What to do
Which lines in the records below contain the string "cloud"? Select and copy each one, treating uppercase and lowercase as different.

** Start Records supplied **

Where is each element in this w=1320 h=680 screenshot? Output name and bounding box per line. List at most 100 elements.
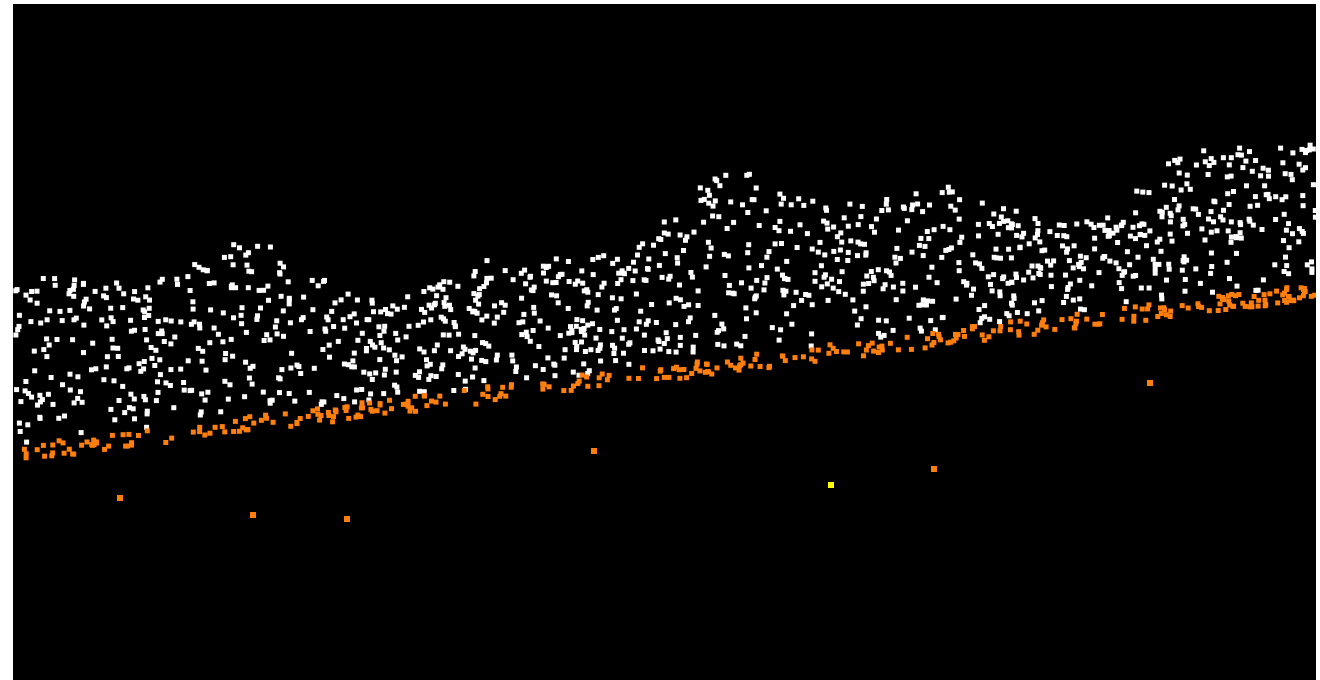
vegetation-point — [987, 316, 993, 322]
vegetation-point — [196, 264, 202, 270]
vegetation-point — [1278, 145, 1284, 151]
vegetation-point — [819, 284, 825, 290]
vegetation-point — [762, 280, 768, 286]
vegetation-point — [1306, 147, 1312, 153]
vegetation-point — [1065, 246, 1070, 252]
vegetation-point — [673, 322, 679, 328]
vegetation-point — [381, 328, 387, 334]
vegetation-point — [470, 350, 476, 356]
vegetation-point — [869, 224, 874, 230]
vegetation-point — [991, 272, 997, 278]
vegetation-point — [961, 279, 967, 285]
vegetation-point — [928, 318, 934, 324]
ground-point — [325, 409, 331, 415]
vegetation-point — [789, 321, 795, 327]
vegetation-point — [207, 340, 213, 346]
vegetation-point — [725, 253, 731, 259]
vegetation-point — [1078, 259, 1084, 265]
vegetation-point — [472, 333, 478, 339]
ground-point — [120, 432, 126, 438]
vegetation-point — [326, 342, 332, 348]
point-cloud-viewport[interactable] — [13, 4, 1316, 680]
vegetation-point — [566, 330, 572, 336]
vegetation-point — [1008, 255, 1014, 261]
vegetation-point — [168, 318, 174, 324]
vegetation-point — [369, 377, 375, 382]
vegetation-point — [1234, 283, 1240, 289]
vegetation-point — [18, 399, 24, 405]
vegetation-point — [477, 286, 483, 292]
ground-point — [343, 408, 349, 413]
vegetation-point — [842, 291, 848, 297]
vegetation-point — [101, 293, 107, 299]
vegetation-point — [115, 354, 121, 359]
vegetation-point — [633, 291, 639, 297]
vegetation-point — [673, 295, 679, 301]
ground-point — [1275, 300, 1281, 306]
vegetation-point — [1006, 313, 1012, 319]
vegetation-point — [39, 397, 45, 403]
vegetation-point — [289, 350, 295, 356]
vegetation-point — [568, 324, 573, 330]
vegetation-point — [913, 284, 918, 290]
vegetation-point — [553, 256, 559, 262]
vegetation-point — [399, 354, 405, 360]
vegetation-point — [1181, 254, 1187, 260]
ground-point — [827, 342, 833, 348]
ground-point — [981, 337, 987, 343]
vegetation-point — [347, 314, 353, 320]
vegetation-point — [1116, 266, 1122, 272]
vegetation-point — [1226, 162, 1232, 168]
vegetation-point — [988, 281, 993, 287]
vegetation-point — [621, 327, 627, 333]
vegetation-point — [142, 327, 148, 332]
vegetation-point — [1300, 193, 1306, 199]
vegetation-point — [159, 328, 165, 334]
vegetation-point — [876, 330, 881, 336]
vegetation-point — [976, 233, 981, 239]
ground-point — [1242, 303, 1248, 309]
vegetation-point — [189, 387, 195, 393]
vegetation-point — [1247, 149, 1252, 155]
ground-point — [990, 328, 996, 334]
vegetation-point — [1122, 269, 1128, 275]
vegetation-point — [782, 276, 787, 281]
vegetation-point — [580, 318, 586, 324]
vegetation-point — [745, 250, 751, 256]
point-cloud-canvas[interactable] — [13, 4, 1316, 680]
ground-point — [1251, 294, 1257, 299]
vegetation-point — [570, 369, 576, 375]
vegetation-point — [626, 265, 632, 271]
vegetation-point — [513, 364, 519, 370]
vegetation-point — [1273, 217, 1279, 222]
ground-point — [728, 362, 734, 368]
vegetation-point — [531, 304, 537, 310]
vegetation-point — [14, 387, 20, 393]
vegetation-point — [306, 389, 312, 395]
vegetation-point — [1243, 158, 1249, 164]
vegetation-point — [467, 348, 473, 354]
vegetation-point — [956, 216, 962, 222]
vegetation-point — [484, 313, 490, 319]
ground-point — [231, 429, 237, 434]
vegetation-point — [964, 280, 970, 286]
vegetation-point — [858, 241, 864, 247]
vegetation-point — [267, 398, 273, 404]
vegetation-point — [1014, 232, 1020, 238]
ground-point — [1147, 380, 1153, 386]
ground-point — [969, 326, 975, 332]
vegetation-point — [443, 295, 449, 301]
vegetation-point — [776, 228, 782, 234]
vegetation-point — [48, 375, 54, 380]
vegetation-point — [256, 287, 262, 293]
vegetation-point — [366, 397, 372, 403]
vegetation-point — [1008, 221, 1014, 227]
ground-point — [294, 419, 300, 425]
vegetation-point — [386, 347, 392, 353]
vegetation-point — [286, 296, 292, 302]
vegetation-point — [228, 285, 234, 291]
vegetation-point — [926, 274, 932, 280]
vegetation-point — [562, 347, 568, 353]
vegetation-point — [310, 307, 316, 313]
vegetation-point — [218, 409, 224, 415]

** End Records supplied **

Written reply
point-cloud-viewport[interactable] — [13, 4, 1316, 680]
point-cloud-canvas[interactable] — [13, 4, 1316, 680]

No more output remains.